> _Given instruction_
Pull out every line with the word "label".

·····

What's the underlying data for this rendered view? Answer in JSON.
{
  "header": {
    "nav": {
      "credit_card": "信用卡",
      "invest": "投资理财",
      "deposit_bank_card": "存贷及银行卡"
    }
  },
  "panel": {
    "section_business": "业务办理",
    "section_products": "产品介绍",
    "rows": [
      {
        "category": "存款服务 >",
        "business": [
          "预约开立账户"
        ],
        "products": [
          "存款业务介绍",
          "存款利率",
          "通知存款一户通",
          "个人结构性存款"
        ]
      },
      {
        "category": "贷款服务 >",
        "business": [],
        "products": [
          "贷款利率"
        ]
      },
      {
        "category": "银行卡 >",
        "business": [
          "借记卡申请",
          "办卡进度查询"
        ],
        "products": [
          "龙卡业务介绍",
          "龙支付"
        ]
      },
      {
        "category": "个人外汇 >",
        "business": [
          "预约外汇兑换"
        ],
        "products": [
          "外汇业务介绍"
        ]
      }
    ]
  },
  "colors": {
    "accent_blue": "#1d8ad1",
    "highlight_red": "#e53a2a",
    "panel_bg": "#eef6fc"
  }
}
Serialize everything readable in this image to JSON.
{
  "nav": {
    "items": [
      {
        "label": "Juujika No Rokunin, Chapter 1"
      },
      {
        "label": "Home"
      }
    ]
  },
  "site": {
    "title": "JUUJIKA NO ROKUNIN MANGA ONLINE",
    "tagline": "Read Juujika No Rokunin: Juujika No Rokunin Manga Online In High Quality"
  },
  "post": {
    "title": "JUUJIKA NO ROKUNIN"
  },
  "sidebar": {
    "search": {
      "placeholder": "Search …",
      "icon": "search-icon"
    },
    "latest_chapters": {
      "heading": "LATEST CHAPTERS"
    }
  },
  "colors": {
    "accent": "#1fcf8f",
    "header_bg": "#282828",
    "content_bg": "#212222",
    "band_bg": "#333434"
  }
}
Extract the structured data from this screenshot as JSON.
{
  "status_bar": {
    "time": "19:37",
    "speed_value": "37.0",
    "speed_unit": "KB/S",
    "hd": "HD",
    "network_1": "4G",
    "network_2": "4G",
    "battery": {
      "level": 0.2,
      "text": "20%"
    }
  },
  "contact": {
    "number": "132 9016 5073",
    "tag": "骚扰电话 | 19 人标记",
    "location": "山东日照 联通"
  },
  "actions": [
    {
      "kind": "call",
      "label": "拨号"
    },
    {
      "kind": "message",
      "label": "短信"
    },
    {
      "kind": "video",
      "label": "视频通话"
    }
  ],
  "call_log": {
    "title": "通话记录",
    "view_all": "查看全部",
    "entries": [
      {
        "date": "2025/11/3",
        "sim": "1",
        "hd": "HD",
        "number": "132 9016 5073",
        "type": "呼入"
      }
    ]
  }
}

·····

> _The answer_
        "label": "Juujika No Rokunin, Chapter 1"
        "label": "Home"
      "label": "拨号"
      "label": "短信"
      "label": "视频通话"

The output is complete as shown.